## START ITEMS
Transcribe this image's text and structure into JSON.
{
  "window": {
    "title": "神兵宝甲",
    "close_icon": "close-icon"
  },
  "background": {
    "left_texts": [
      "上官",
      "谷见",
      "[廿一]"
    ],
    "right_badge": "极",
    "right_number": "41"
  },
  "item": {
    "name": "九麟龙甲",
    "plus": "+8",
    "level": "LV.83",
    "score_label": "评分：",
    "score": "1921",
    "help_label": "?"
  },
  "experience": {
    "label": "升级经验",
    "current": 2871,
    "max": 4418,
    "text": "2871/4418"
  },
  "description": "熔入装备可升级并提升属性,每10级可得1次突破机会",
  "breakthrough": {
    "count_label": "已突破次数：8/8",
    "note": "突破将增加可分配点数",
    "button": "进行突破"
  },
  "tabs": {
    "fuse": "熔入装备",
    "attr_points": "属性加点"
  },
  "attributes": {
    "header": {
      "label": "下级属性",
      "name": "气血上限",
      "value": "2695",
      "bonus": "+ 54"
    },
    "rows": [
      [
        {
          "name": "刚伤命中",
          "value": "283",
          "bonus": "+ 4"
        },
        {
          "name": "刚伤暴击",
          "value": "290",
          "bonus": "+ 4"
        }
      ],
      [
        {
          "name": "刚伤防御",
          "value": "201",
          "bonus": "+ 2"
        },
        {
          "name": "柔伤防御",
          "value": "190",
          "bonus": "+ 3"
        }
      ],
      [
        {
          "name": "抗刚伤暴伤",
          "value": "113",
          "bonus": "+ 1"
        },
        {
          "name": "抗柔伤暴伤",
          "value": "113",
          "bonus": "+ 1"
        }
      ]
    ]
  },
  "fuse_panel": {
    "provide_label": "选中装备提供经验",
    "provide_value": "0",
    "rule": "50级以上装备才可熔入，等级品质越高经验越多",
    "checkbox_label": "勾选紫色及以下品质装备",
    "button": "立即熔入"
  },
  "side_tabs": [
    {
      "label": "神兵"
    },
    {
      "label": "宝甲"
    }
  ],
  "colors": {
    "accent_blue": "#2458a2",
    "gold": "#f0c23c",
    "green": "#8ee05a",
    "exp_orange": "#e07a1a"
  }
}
## END ITEMS
#### [TO DO]
Give every line of the material again, exactly as it reads.

#### [RESULT FOR THIS EXERCISE]
Transcribe this image's text and structure into JSON.
{
  "window": {
    "title": "神兵宝甲",
    "close_icon": "close-icon"
  },
  "background": {
    "left_texts": [
      "上官",
      "谷见",
      "[廿一]"
    ],
    "right_badge": "极",
    "right_number": "41"
  },
  "item": {
    "name": "九麟龙甲",
    "plus": "+8",
    "level": "LV.83",
    "score_label": "评分：",
    "score": "1921",
    "help_label": "?"
  },
  "experience": {
    "label": "升级经验",
    "current": 2871,
    "max": 4418,
    "text": "2871/4418"
  },
  "description": "熔入装备可升级并提升属性,每10级可得1次突破机会",
  "breakthrough": {
    "count_label": "已突破次数：8/8",
    "note": "突破将增加可分配点数",
    "button": "进行突破"
  },
  "tabs": {
    "fuse": "熔入装备",
    "attr_points": "属性加点"
  },
  "attributes": {
    "header": {
      "label": "下级属性",
      "name": "气血上限",
      "value": "2695",
      "bonus": "+ 54"
    },
    "rows": [
      [
        {
          "name": "刚伤命中",
          "value": "283",
          "bonus": "+ 4"
        },
        {
          "name": "刚伤暴击",
          "value": "290",
          "bonus": "+ 4"
        }
      ],
      [
        {
          "name": "刚伤防御",
          "value": "201",
          "bonus": "+ 2"
        },
        {
          "name": "柔伤防御",
          "value": "190",
          "bonus": "+ 3"
        }
      ],
      [
        {
          "name": "抗刚伤暴伤",
          "value": "113",
          "bonus": "+ 1"
        },
        {
          "name": "抗柔伤暴伤",
          "value": "113",
          "bonus": "+ 1"
        }
      ]
    ]
  },
  "fuse_panel": {
    "provide_label": "选中装备提供经验",
    "provide_value": "0",
    "rule": "50级以上装备才可熔入，等级品质越高经验越多",
    "checkbox_label": "勾选紫色及以下品质装备",
    "button": "立即熔入"
  },
  "side_tabs": [
    {
      "label": "神兵"
    },
    {
      "label": "宝甲"
    }
  ],
  "colors": {
    "accent_blue": "#2458a2",
    "gold": "#f0c23c",
    "green": "#8ee05a",
    "exp_orange": "#e07a1a"
  }
}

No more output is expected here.